Material supplied
....................

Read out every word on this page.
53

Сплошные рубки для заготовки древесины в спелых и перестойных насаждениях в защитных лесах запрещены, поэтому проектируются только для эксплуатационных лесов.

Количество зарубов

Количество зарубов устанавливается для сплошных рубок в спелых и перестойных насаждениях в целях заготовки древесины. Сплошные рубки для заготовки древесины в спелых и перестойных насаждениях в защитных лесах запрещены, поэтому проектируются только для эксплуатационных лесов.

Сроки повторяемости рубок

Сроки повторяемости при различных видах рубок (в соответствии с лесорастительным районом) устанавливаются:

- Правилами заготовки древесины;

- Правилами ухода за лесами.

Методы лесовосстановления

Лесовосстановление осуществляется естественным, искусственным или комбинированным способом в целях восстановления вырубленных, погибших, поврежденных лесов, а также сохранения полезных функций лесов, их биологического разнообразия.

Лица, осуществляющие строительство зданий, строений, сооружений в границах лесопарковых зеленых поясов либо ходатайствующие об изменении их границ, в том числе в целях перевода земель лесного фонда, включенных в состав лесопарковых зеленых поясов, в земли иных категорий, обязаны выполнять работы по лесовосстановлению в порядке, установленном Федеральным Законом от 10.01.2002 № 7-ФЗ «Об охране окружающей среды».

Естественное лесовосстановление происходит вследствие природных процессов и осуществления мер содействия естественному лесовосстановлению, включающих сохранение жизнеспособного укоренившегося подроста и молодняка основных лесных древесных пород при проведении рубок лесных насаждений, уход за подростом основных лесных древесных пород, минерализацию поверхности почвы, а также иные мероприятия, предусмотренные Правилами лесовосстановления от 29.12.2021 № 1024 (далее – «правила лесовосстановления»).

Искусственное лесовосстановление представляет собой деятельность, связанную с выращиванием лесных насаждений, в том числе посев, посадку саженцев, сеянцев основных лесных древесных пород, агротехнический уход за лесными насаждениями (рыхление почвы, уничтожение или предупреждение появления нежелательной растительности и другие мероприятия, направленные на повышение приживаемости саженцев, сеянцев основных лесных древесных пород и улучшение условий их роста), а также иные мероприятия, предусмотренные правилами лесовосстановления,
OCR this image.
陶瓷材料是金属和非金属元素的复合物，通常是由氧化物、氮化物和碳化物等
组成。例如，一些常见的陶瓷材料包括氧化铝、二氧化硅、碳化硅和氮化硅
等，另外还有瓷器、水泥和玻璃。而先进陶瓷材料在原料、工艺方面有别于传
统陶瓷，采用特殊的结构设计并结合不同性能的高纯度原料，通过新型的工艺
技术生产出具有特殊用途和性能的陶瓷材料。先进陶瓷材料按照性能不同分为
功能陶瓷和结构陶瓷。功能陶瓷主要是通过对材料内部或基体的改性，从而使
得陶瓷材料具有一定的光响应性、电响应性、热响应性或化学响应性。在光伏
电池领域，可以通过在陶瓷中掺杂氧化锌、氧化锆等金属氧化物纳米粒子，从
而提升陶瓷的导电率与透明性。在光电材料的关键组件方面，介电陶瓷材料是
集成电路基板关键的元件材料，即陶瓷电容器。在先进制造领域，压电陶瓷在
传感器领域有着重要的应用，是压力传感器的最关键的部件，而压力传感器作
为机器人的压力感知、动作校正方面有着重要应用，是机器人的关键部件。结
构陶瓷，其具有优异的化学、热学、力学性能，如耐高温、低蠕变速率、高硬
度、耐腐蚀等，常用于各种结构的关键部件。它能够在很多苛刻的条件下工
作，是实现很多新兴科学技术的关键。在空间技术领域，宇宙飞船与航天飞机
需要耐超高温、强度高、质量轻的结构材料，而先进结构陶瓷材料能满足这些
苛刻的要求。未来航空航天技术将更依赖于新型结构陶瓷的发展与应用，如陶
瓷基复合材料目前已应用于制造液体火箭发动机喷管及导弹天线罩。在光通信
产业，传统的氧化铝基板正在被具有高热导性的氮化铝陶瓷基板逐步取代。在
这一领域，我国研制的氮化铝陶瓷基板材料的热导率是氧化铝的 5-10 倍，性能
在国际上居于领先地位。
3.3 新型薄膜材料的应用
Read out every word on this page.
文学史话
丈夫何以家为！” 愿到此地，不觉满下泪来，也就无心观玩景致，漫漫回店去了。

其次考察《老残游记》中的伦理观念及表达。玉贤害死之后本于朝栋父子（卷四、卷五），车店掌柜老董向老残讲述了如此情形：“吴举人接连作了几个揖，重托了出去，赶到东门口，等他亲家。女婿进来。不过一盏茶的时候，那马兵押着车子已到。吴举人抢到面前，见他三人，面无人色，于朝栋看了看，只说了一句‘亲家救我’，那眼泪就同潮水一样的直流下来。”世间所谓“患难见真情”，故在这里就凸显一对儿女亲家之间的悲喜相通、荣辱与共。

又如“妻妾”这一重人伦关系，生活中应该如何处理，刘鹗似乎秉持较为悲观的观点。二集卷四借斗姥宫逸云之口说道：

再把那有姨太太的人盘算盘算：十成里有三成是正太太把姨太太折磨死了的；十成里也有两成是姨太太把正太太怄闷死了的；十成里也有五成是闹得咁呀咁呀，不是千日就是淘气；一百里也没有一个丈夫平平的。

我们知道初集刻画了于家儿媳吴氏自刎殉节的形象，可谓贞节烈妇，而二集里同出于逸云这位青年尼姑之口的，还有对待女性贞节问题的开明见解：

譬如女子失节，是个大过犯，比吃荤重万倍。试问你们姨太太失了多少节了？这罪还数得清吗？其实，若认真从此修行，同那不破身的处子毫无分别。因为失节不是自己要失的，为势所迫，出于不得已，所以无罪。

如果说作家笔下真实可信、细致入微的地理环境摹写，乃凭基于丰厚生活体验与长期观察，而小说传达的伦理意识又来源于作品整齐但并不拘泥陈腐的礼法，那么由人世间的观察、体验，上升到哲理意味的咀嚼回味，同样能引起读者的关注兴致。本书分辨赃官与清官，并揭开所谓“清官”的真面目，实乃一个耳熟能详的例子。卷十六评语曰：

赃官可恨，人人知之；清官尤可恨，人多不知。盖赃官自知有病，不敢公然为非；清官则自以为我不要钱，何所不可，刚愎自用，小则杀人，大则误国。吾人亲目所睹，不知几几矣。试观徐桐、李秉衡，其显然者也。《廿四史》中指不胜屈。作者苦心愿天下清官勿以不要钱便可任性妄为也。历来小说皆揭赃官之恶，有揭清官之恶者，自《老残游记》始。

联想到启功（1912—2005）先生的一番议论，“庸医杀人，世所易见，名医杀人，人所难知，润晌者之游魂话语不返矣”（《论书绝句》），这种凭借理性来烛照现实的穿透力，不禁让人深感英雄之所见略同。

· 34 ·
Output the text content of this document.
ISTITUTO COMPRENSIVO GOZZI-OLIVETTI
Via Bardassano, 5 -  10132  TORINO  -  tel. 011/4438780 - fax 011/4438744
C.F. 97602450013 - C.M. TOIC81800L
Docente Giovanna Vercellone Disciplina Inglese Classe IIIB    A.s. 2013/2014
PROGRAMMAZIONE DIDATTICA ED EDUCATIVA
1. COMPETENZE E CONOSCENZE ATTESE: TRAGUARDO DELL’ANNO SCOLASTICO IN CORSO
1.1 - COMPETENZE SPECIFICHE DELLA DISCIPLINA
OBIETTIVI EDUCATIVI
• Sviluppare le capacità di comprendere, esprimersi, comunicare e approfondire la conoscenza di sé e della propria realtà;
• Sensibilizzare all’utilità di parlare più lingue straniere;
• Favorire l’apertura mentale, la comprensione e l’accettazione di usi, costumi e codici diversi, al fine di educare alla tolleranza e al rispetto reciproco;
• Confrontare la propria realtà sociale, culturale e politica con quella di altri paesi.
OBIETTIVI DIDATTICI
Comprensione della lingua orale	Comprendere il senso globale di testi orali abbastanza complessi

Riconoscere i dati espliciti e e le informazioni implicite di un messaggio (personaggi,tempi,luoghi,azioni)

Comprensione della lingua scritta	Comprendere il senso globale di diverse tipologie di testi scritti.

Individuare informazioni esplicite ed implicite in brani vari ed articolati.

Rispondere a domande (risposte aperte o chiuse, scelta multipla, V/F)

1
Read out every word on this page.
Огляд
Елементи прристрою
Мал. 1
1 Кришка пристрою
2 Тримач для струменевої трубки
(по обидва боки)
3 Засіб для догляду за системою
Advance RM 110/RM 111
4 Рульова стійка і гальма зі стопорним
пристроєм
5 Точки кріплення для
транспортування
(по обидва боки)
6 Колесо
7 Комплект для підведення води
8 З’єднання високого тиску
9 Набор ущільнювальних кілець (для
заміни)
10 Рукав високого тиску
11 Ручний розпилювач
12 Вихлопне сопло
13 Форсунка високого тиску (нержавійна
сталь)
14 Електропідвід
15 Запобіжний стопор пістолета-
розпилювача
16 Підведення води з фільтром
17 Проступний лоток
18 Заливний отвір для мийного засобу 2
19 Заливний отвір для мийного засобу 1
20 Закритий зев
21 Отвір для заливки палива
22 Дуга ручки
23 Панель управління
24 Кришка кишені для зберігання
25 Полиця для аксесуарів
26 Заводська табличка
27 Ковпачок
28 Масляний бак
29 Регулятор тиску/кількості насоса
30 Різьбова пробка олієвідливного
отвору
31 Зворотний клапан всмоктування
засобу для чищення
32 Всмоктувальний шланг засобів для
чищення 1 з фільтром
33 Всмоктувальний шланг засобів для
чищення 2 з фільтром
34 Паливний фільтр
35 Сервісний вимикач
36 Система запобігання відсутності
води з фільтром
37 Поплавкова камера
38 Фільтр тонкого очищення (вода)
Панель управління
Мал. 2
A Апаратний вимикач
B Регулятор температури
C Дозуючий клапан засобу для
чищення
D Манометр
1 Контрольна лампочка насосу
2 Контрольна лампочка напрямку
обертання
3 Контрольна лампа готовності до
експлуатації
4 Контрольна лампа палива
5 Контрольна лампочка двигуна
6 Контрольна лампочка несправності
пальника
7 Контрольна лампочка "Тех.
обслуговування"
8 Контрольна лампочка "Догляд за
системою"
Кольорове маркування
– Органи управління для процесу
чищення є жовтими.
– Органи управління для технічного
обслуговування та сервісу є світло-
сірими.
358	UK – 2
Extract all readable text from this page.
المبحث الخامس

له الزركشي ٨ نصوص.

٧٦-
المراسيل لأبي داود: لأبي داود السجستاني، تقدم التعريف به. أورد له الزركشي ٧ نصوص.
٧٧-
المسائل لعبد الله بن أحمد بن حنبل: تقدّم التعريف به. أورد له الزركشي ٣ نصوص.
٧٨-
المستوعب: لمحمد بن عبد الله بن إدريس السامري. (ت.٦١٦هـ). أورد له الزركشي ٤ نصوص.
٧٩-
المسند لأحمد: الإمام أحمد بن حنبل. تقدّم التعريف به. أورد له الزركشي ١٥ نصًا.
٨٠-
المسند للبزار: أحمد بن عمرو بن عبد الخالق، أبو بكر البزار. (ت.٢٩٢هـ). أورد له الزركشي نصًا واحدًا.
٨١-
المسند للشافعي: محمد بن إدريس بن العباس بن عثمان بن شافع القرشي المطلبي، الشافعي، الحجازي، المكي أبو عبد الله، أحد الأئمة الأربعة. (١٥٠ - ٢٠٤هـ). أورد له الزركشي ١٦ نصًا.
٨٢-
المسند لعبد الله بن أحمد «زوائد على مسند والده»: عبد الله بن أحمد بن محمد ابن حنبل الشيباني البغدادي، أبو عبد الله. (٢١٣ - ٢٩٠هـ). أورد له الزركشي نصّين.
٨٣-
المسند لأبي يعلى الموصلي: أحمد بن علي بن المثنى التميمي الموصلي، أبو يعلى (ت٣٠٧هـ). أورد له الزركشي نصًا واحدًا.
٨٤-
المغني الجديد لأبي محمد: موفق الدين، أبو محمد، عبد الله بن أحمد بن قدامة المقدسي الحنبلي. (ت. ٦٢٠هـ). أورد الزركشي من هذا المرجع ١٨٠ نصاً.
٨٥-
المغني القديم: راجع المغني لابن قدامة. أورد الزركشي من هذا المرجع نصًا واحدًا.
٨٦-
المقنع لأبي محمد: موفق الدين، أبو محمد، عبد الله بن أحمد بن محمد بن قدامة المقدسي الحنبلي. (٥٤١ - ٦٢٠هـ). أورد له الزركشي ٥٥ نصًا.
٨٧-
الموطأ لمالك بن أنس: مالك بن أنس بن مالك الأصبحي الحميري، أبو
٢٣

....................

Task description
Starting at the line that contains "Extract all readable text from this page.", copy each line exactly through the end of the listing above. Include that first line and the last one, and add nothing.

Answer
Extract all readable text from this page.
المبحث الخامس

له الزركشي ٨ نصوص.

٧٦-
المراسيل لأبي داود: لأبي داود السجستاني، تقدم التعريف به. أورد له الزركشي ٧ نصوص.
٧٧-
المسائل لعبد الله بن أحمد بن حنبل: تقدّم التعريف به. أورد له الزركشي ٣ نصوص.
٧٨-
المستوعب: لمحمد بن عبد الله بن إدريس السامري. (ت.٦١٦هـ). أورد له الزركشي ٤ نصوص.
٧٩-
المسند لأحمد: الإمام أحمد بن حنبل. تقدّم التعريف به. أورد له الزركشي ١٥ نصًا.
٨٠-
المسند للبزار: أحمد بن عمرو بن عبد الخالق، أبو بكر البزار. (ت.٢٩٢هـ). أورد له الزركشي نصًا واحدًا.
٨١-
المسند للشافعي: محمد بن إدريس بن العباس بن عثمان بن شافع القرشي المطلبي، الشافعي، الحجازي، المكي أبو عبد الله، أحد الأئمة الأربعة. (١٥٠ - ٢٠٤هـ). أورد له الزركشي ١٦ نصًا.
٨٢-
المسند لعبد الله بن أحمد «زوائد على مسند والده»: عبد الله بن أحمد بن محمد ابن حنبل الشيباني البغدادي، أبو عبد الله. (٢١٣ - ٢٩٠هـ). أورد له الزركشي نصّين.
٨٣-
المسند لأبي يعلى الموصلي: أحمد بن علي بن المثنى التميمي الموصلي، أبو يعلى (ت٣٠٧هـ). أورد له الزركشي نصًا واحدًا.
٨٤-
المغني الجديد لأبي محمد: موفق الدين، أبو محمد، عبد الله بن أحمد بن قدامة المقدسي الحنبلي. (ت. ٦٢٠هـ). أورد الزركشي من هذا المرجع ١٨٠ نصاً.
٨٥-
المغني القديم: راجع المغني لابن قدامة. أورد الزركشي من هذا المرجع نصًا واحدًا.
٨٦-
المقنع لأبي محمد: موفق الدين، أبو محمد، عبد الله بن أحمد بن محمد بن قدامة المقدسي الحنبلي. (٥٤١ - ٦٢٠هـ). أورد له الزركشي ٥٥ نصًا.
٨٧-
الموطأ لمالك بن أنس: مالك بن أنس بن مالك الأصبحي الحميري، أبو
٢٣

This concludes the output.